_What to produce_
Identify the lines that contain the word "name" and copy each one.

_Exercise material_
* Start *
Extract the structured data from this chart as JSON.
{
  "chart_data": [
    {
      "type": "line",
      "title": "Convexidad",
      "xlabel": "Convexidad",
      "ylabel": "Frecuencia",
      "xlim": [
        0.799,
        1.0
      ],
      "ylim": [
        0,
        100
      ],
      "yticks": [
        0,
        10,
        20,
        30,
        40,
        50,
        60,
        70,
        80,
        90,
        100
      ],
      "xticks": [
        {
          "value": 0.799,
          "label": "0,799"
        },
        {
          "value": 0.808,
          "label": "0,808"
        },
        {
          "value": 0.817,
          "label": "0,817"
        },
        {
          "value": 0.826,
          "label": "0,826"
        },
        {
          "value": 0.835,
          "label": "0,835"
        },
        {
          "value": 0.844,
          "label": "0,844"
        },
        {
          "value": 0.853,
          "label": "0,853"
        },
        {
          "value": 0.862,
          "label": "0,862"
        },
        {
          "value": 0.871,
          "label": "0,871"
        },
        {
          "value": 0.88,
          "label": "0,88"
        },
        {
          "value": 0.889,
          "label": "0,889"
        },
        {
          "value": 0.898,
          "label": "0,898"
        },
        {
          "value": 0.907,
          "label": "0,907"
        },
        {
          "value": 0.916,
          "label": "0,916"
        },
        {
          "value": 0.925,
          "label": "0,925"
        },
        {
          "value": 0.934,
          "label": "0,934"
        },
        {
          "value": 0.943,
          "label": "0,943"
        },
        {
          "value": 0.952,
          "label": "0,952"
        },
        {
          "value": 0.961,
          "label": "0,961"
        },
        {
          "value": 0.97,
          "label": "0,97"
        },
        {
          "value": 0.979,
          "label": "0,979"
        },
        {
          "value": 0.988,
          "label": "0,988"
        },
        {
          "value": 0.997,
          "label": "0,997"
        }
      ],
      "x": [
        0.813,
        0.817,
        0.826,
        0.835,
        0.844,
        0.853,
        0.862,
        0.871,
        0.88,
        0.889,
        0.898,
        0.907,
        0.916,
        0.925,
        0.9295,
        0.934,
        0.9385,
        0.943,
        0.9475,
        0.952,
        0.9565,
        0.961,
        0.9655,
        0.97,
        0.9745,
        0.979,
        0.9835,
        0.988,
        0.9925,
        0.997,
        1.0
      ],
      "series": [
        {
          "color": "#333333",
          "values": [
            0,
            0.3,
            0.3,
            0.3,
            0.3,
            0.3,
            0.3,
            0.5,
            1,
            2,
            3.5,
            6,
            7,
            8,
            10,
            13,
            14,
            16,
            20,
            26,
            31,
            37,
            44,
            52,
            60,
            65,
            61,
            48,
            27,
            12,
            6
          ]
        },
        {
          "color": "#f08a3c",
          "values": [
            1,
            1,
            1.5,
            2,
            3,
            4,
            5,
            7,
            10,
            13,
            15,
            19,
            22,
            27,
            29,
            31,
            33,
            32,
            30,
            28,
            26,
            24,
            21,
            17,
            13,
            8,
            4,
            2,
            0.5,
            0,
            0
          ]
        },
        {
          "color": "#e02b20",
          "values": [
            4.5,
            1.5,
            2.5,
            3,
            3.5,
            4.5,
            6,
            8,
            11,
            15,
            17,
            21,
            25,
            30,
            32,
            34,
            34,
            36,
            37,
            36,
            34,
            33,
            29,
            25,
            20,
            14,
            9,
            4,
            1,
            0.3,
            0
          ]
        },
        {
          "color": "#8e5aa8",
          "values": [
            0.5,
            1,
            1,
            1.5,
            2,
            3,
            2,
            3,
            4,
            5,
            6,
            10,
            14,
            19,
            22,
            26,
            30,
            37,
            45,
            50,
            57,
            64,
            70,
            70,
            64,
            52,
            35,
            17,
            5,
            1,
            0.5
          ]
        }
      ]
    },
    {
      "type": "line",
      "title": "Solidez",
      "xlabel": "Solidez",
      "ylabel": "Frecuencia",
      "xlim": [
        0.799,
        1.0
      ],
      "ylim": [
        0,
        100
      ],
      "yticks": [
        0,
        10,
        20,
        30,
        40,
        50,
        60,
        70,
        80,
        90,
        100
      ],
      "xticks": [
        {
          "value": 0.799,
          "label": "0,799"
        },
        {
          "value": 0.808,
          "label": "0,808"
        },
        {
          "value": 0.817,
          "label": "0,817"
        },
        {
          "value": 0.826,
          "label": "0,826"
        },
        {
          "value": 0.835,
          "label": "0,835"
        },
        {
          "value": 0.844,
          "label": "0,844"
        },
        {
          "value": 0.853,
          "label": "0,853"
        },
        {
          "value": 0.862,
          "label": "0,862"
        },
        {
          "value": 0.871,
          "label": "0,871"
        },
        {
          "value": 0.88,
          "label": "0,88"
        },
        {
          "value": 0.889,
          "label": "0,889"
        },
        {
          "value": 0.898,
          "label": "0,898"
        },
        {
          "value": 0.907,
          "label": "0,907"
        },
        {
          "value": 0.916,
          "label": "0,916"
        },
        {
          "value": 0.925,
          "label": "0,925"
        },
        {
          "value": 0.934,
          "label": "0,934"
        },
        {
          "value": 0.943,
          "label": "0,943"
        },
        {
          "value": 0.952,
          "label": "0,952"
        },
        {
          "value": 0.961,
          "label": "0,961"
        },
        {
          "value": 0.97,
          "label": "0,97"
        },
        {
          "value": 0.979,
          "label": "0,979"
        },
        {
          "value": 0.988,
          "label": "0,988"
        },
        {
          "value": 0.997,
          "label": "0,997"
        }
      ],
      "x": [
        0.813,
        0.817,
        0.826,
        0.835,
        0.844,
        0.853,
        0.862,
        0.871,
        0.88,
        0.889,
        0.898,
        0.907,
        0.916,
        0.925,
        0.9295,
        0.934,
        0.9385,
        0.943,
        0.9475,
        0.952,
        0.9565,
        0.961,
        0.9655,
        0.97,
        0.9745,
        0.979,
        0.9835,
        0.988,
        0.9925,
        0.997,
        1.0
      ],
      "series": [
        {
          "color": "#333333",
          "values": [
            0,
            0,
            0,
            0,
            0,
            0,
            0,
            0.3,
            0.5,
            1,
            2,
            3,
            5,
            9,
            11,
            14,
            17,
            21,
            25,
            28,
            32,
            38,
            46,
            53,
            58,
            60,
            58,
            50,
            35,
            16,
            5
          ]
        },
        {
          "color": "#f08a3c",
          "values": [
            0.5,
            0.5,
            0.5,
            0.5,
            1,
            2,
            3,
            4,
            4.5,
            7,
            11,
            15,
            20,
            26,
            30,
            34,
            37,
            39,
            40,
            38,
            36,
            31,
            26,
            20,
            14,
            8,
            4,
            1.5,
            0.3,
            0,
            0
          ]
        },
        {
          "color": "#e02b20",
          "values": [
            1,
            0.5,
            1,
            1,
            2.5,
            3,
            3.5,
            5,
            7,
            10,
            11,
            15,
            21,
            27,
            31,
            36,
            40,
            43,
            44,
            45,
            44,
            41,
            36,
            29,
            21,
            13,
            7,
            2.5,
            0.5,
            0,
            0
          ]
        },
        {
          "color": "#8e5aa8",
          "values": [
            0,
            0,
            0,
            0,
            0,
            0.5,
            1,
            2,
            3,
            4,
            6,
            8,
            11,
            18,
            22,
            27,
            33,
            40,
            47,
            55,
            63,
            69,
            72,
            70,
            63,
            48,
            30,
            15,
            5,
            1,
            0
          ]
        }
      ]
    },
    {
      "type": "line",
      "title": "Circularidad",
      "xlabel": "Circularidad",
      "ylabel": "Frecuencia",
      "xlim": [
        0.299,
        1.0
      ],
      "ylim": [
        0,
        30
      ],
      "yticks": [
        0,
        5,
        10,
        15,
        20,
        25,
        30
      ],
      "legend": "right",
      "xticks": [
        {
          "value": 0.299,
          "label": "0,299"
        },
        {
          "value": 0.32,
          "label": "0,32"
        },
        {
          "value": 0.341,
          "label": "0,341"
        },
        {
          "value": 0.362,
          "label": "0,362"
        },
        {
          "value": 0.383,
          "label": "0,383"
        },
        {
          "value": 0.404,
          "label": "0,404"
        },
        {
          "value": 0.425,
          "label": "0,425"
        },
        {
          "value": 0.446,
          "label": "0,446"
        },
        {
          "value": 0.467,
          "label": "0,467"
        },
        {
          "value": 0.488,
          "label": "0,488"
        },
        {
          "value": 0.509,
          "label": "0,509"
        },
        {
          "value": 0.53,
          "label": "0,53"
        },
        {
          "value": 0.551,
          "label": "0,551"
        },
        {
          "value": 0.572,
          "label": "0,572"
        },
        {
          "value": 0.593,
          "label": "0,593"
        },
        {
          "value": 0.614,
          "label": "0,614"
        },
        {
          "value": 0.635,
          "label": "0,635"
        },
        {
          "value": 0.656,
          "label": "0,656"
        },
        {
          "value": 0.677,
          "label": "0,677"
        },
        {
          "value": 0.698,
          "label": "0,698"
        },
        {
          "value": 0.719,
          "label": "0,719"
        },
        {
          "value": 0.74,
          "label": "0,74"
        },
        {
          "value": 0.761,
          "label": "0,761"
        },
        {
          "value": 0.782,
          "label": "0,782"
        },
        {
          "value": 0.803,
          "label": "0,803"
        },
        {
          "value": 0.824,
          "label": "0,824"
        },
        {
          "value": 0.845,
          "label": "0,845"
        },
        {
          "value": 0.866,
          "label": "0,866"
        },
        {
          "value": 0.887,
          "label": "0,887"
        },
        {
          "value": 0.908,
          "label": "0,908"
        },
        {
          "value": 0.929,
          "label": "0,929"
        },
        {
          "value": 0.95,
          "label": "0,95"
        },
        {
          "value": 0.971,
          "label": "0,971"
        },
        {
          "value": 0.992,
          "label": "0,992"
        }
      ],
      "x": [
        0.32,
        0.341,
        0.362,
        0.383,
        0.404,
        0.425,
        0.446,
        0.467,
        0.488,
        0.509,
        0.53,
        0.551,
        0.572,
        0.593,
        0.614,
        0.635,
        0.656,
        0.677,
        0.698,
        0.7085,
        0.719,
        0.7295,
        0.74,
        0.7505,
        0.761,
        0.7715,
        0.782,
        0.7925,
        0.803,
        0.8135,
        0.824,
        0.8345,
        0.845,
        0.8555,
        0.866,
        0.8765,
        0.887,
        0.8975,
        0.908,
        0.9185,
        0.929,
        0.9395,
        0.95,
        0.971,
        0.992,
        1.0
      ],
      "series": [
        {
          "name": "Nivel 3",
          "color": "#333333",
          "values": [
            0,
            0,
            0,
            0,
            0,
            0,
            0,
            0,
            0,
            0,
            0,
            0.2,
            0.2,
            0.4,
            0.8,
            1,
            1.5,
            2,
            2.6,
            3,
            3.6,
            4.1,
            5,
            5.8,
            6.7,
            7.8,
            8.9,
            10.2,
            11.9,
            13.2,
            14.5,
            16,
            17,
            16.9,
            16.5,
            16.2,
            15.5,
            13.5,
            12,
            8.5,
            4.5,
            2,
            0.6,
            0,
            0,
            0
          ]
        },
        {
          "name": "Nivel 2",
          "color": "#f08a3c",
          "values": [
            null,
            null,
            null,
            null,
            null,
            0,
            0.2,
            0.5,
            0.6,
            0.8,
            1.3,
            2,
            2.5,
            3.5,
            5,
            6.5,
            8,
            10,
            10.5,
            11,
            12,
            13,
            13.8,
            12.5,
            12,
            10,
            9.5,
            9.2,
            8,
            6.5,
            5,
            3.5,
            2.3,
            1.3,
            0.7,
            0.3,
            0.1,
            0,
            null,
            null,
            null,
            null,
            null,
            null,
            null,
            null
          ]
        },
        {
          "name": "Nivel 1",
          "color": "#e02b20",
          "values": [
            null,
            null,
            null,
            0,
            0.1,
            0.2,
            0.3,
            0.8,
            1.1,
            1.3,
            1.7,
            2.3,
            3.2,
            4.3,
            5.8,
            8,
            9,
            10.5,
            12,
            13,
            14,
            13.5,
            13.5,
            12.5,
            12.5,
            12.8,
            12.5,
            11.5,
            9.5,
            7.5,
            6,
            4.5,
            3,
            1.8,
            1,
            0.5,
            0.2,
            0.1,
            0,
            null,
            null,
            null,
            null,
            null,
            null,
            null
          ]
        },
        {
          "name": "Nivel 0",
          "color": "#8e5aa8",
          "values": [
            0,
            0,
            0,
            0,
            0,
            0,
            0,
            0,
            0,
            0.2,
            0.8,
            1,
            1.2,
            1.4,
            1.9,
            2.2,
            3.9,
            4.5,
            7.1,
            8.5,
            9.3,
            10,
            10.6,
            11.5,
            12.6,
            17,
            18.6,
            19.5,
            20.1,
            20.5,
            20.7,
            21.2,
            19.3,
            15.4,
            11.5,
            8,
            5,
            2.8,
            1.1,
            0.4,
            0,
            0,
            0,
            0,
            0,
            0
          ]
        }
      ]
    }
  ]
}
* End *
_The solution_
          "name": "Nivel 3",
          "name": "Nivel 2",
          "name": "Nivel 1",
          "name": "Nivel 0",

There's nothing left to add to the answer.